<<<<
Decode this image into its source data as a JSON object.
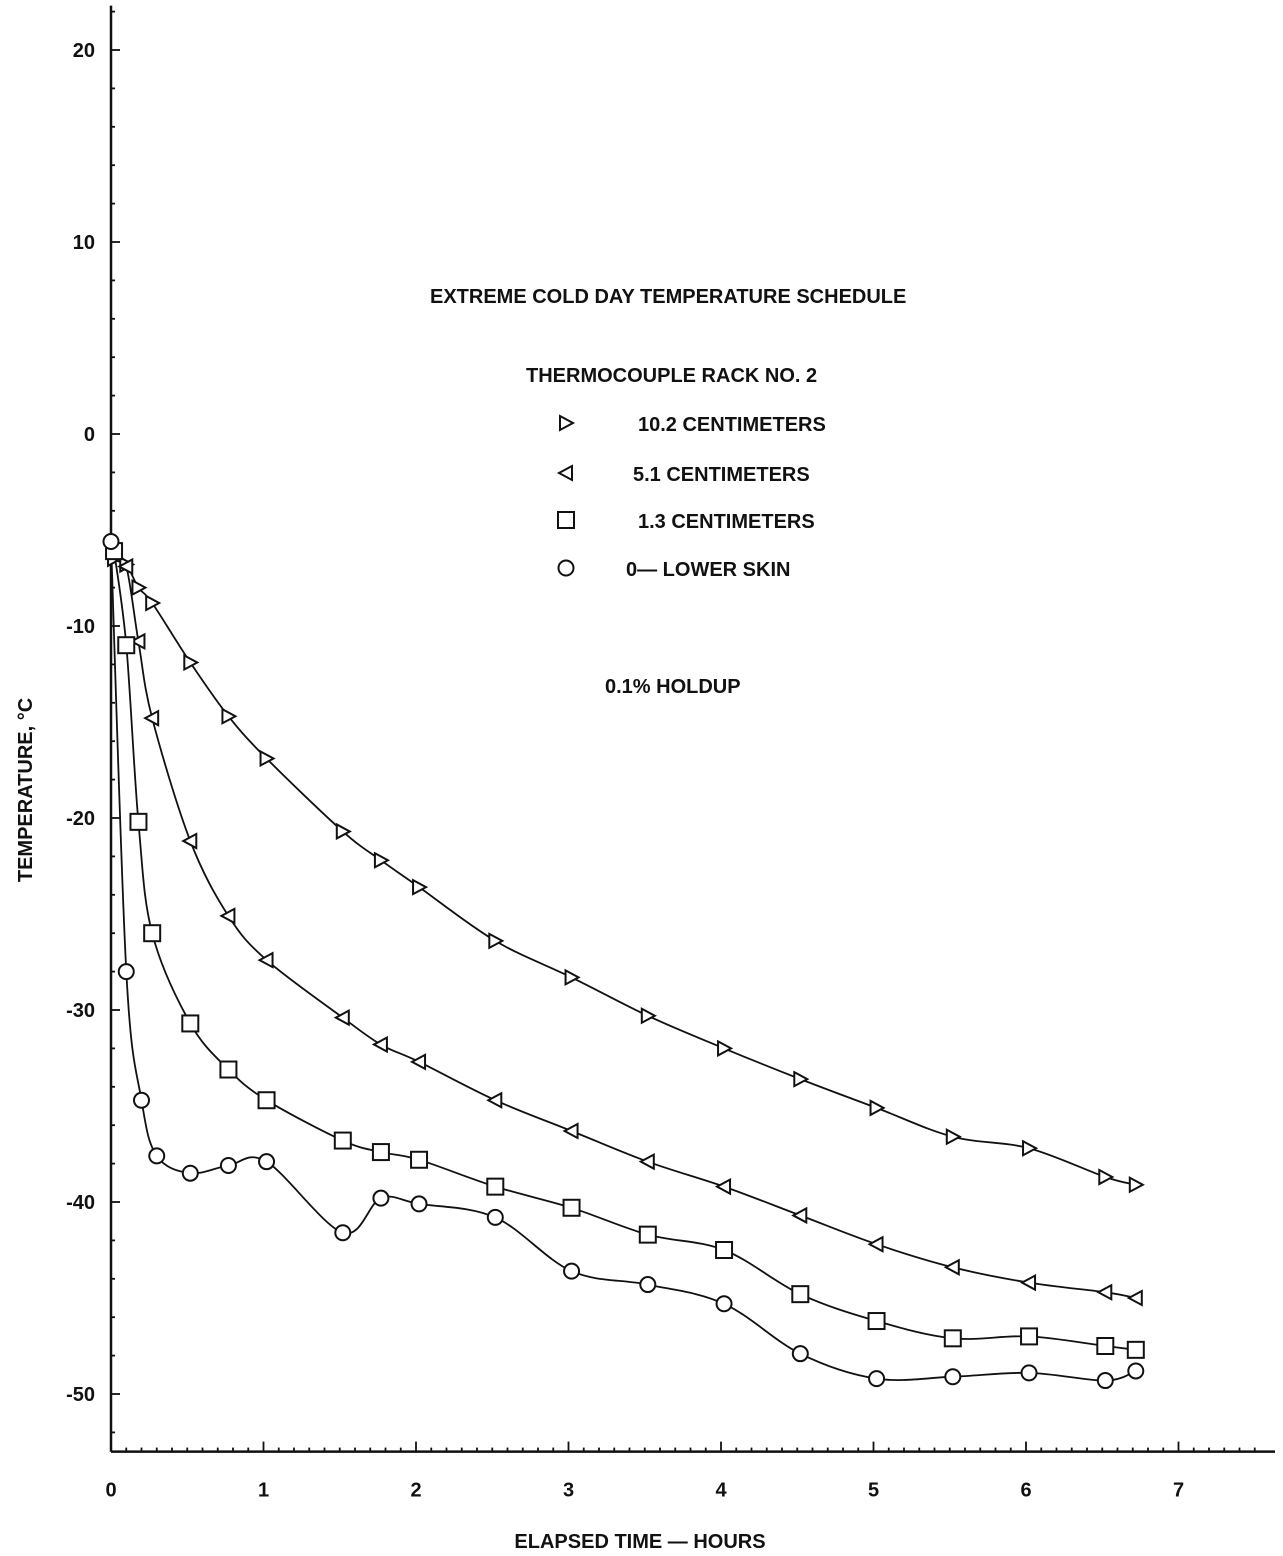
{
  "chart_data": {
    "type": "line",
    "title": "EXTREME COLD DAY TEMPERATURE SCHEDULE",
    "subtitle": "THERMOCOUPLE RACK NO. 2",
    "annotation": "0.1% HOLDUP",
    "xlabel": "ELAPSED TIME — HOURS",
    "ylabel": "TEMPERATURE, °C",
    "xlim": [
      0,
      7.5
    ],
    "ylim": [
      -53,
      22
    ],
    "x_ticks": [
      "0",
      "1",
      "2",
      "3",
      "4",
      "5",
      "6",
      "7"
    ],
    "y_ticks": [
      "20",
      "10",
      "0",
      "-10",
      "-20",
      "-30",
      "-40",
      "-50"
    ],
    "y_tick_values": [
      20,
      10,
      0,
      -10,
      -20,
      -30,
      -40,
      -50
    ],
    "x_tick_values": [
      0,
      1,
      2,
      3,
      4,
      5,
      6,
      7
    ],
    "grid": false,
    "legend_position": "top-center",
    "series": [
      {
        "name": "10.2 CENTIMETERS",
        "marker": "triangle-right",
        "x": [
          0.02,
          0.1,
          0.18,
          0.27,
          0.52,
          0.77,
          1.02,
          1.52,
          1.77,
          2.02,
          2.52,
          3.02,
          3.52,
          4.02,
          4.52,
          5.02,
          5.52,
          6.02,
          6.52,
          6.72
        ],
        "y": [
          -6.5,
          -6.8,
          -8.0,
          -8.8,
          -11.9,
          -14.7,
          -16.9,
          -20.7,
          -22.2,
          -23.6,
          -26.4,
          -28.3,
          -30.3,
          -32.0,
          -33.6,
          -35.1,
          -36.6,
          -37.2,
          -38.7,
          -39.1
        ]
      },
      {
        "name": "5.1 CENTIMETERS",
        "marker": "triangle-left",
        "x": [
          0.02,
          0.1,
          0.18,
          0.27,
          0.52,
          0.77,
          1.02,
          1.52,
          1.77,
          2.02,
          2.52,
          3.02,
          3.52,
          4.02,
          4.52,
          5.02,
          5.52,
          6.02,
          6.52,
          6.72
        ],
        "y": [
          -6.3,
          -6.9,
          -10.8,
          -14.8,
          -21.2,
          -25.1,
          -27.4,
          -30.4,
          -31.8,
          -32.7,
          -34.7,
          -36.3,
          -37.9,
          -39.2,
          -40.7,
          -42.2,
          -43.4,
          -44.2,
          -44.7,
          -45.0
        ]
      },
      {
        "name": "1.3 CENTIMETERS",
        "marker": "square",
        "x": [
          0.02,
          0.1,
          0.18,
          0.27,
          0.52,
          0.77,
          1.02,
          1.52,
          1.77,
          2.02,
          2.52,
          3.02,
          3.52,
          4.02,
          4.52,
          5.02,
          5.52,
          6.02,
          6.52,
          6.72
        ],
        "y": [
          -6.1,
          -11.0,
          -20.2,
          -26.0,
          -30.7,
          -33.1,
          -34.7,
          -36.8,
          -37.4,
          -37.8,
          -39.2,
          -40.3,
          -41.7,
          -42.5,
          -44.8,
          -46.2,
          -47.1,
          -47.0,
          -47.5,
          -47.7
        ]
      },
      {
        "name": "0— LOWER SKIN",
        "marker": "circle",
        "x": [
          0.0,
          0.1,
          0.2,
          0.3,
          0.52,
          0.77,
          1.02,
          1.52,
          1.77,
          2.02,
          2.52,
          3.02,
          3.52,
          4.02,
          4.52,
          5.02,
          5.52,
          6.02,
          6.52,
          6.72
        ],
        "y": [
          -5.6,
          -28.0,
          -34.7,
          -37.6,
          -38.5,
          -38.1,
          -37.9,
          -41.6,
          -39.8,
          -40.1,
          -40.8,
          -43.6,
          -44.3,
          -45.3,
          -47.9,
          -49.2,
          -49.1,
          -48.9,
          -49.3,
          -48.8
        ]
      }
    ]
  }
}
>>>>
SHORT PROBLEM
List all lines above in which the string "CENTIMETERS" appears.

PROBLEM SOLUTION
        "name": "10.2 CENTIMETERS",
        "name": "5.1 CENTIMETERS",
        "name": "1.3 CENTIMETERS",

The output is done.